# Problem details
Once you have read the entries, copy all of them exactly.

Items listed in a dataset
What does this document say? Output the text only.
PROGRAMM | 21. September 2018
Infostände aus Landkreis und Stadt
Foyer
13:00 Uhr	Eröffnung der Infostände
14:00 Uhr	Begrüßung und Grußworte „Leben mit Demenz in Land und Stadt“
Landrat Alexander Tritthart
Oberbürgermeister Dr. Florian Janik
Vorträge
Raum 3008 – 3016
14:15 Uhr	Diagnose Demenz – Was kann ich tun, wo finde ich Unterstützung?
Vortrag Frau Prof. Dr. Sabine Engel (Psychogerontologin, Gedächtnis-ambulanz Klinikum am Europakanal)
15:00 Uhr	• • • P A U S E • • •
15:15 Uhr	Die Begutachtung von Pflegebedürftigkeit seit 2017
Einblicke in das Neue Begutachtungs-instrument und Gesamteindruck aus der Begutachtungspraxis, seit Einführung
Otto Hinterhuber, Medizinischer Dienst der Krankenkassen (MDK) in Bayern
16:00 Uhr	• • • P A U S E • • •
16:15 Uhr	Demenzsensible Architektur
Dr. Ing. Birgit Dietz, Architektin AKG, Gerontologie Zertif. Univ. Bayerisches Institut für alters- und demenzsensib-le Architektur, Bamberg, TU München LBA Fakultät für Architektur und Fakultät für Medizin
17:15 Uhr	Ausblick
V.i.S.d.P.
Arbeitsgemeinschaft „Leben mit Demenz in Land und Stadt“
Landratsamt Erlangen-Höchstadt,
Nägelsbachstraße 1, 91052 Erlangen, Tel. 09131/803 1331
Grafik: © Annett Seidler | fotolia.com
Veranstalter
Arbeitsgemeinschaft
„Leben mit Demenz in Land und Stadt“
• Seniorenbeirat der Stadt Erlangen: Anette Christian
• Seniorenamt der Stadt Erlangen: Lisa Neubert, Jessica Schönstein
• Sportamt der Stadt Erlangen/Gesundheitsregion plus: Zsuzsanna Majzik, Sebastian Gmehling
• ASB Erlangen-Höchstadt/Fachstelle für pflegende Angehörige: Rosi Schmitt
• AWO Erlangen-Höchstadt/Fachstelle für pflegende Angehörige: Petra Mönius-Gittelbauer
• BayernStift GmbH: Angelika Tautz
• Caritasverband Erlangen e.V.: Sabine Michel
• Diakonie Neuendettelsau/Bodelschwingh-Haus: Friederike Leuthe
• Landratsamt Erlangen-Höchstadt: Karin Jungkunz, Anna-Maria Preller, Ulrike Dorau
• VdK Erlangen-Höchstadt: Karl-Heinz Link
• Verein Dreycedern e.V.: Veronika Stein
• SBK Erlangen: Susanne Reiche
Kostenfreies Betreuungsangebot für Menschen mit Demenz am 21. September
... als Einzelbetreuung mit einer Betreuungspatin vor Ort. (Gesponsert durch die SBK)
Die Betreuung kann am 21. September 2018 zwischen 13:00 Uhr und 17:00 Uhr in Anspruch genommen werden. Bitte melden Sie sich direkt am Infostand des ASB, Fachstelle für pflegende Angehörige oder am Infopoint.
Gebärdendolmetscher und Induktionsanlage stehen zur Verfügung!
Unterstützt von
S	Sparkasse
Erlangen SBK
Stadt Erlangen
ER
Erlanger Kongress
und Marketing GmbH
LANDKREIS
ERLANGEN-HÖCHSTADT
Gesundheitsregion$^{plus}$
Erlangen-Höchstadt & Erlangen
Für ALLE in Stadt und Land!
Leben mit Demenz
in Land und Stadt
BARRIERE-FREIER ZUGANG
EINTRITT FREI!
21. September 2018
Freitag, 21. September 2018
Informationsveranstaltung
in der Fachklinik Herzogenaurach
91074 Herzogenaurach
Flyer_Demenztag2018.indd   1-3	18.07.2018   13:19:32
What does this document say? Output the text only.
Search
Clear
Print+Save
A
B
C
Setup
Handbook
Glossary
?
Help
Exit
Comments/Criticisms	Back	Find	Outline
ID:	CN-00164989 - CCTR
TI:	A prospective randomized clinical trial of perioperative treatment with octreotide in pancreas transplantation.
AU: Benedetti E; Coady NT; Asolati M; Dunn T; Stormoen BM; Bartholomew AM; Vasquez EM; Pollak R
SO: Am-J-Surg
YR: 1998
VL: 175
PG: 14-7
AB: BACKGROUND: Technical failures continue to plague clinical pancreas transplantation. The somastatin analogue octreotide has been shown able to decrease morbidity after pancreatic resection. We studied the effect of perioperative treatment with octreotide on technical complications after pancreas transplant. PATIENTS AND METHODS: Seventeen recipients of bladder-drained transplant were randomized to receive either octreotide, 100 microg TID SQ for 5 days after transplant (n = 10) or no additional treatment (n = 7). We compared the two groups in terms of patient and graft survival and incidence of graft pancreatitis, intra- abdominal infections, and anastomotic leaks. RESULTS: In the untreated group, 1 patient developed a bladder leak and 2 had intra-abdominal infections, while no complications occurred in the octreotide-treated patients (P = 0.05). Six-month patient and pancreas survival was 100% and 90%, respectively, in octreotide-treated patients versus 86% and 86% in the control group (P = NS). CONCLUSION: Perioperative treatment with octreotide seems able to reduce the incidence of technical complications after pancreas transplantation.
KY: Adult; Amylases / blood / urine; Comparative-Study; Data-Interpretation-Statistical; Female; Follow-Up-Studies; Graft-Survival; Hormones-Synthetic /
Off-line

# Output of the exercise
What does this document say? Output the text only.
PROGRAMM | 21. September 2018
Infostände aus Landkreis und Stadt
Foyer
13:00 Uhr	Eröffnung der Infostände
14:00 Uhr	Begrüßung und Grußworte „Leben mit Demenz in Land und Stadt“
Landrat Alexander Tritthart
Oberbürgermeister Dr. Florian Janik
Vorträge
Raum 3008 – 3016
14:15 Uhr	Diagnose Demenz – Was kann ich tun, wo finde ich Unterstützung?
Vortrag Frau Prof. Dr. Sabine Engel (Psychogerontologin, Gedächtnis-ambulanz Klinikum am Europakanal)
15:00 Uhr	• • • P A U S E • • •
15:15 Uhr	Die Begutachtung von Pflegebedürftigkeit seit 2017
Einblicke in das Neue Begutachtungs-instrument und Gesamteindruck aus der Begutachtungspraxis, seit Einführung
Otto Hinterhuber, Medizinischer Dienst der Krankenkassen (MDK) in Bayern
16:00 Uhr	• • • P A U S E • • •
16:15 Uhr	Demenzsensible Architektur
Dr. Ing. Birgit Dietz, Architektin AKG, Gerontologie Zertif. Univ. Bayerisches Institut für alters- und demenzsensib-le Architektur, Bamberg, TU München LBA Fakultät für Architektur und Fakultät für Medizin
17:15 Uhr	Ausblick
V.i.S.d.P.
Arbeitsgemeinschaft „Leben mit Demenz in Land und Stadt“
Landratsamt Erlangen-Höchstadt,
Nägelsbachstraße 1, 91052 Erlangen, Tel. 09131/803 1331
Grafik: © Annett Seidler | fotolia.com
Veranstalter
Arbeitsgemeinschaft
„Leben mit Demenz in Land und Stadt“
• Seniorenbeirat der Stadt Erlangen: Anette Christian
• Seniorenamt der Stadt Erlangen: Lisa Neubert, Jessica Schönstein
• Sportamt der Stadt Erlangen/Gesundheitsregion plus: Zsuzsanna Majzik, Sebastian Gmehling
• ASB Erlangen-Höchstadt/Fachstelle für pflegende Angehörige: Rosi Schmitt
• AWO Erlangen-Höchstadt/Fachstelle für pflegende Angehörige: Petra Mönius-Gittelbauer
• BayernStift GmbH: Angelika Tautz
• Caritasverband Erlangen e.V.: Sabine Michel
• Diakonie Neuendettelsau/Bodelschwingh-Haus: Friederike Leuthe
• Landratsamt Erlangen-Höchstadt: Karin Jungkunz, Anna-Maria Preller, Ulrike Dorau
• VdK Erlangen-Höchstadt: Karl-Heinz Link
• Verein Dreycedern e.V.: Veronika Stein
• SBK Erlangen: Susanne Reiche
Kostenfreies Betreuungsangebot für Menschen mit Demenz am 21. September
... als Einzelbetreuung mit einer Betreuungspatin vor Ort. (Gesponsert durch die SBK)
Die Betreuung kann am 21. September 2018 zwischen 13:00 Uhr und 17:00 Uhr in Anspruch genommen werden. Bitte melden Sie sich direkt am Infostand des ASB, Fachstelle für pflegende Angehörige oder am Infopoint.
Gebärdendolmetscher und Induktionsanlage stehen zur Verfügung!
Unterstützt von
S	Sparkasse
Erlangen SBK
Stadt Erlangen
ER
Erlanger Kongress
und Marketing GmbH
LANDKREIS
ERLANGEN-HÖCHSTADT
Gesundheitsregion$^{plus}$
Erlangen-Höchstadt & Erlangen
Für ALLE in Stadt und Land!
Leben mit Demenz
in Land und Stadt
BARRIERE-FREIER ZUGANG
EINTRITT FREI!
21. September 2018
Freitag, 21. September 2018
Informationsveranstaltung
in der Fachklinik Herzogenaurach
91074 Herzogenaurach
Flyer_Demenztag2018.indd   1-3	18.07.2018   13:19:32
What does this document say? Output the text only.
Search
Clear
Print+Save
A
B
C
Setup
Handbook
Glossary
?
Help
Exit
Comments/Criticisms	Back	Find	Outline
ID:	CN-00164989 - CCTR
TI:	A prospective randomized clinical trial of perioperative treatment with octreotide in pancreas transplantation.
AU: Benedetti E; Coady NT; Asolati M; Dunn T; Stormoen BM; Bartholomew AM; Vasquez EM; Pollak R
SO: Am-J-Surg
YR: 1998
VL: 175
PG: 14-7
AB: BACKGROUND: Technical failures continue to plague clinical pancreas transplantation. The somastatin analogue octreotide has been shown able to decrease morbidity after pancreatic resection. We studied the effect of perioperative treatment with octreotide on technical complications after pancreas transplant. PATIENTS AND METHODS: Seventeen recipients of bladder-drained transplant were randomized to receive either octreotide, 100 microg TID SQ for 5 days after transplant (n = 10) or no additional treatment (n = 7). We compared the two groups in terms of patient and graft survival and incidence of graft pancreatitis, intra- abdominal infections, and anastomotic leaks. RESULTS: In the untreated group, 1 patient developed a bladder leak and 2 had intra-abdominal infections, while no complications occurred in the octreotide-treated patients (P = 0.05). Six-month patient and pancreas survival was 100% and 90%, respectively, in octreotide-treated patients versus 86% and 86% in the control group (P = NS). CONCLUSION: Perioperative treatment with octreotide seems able to reduce the incidence of technical complications after pancreas transplantation.
KY: Adult; Amylases / blood / urine; Comparative-Study; Data-Interpretation-Statistical; Female; Follow-Up-Studies; Graft-Survival; Hormones-Synthetic /
Off-line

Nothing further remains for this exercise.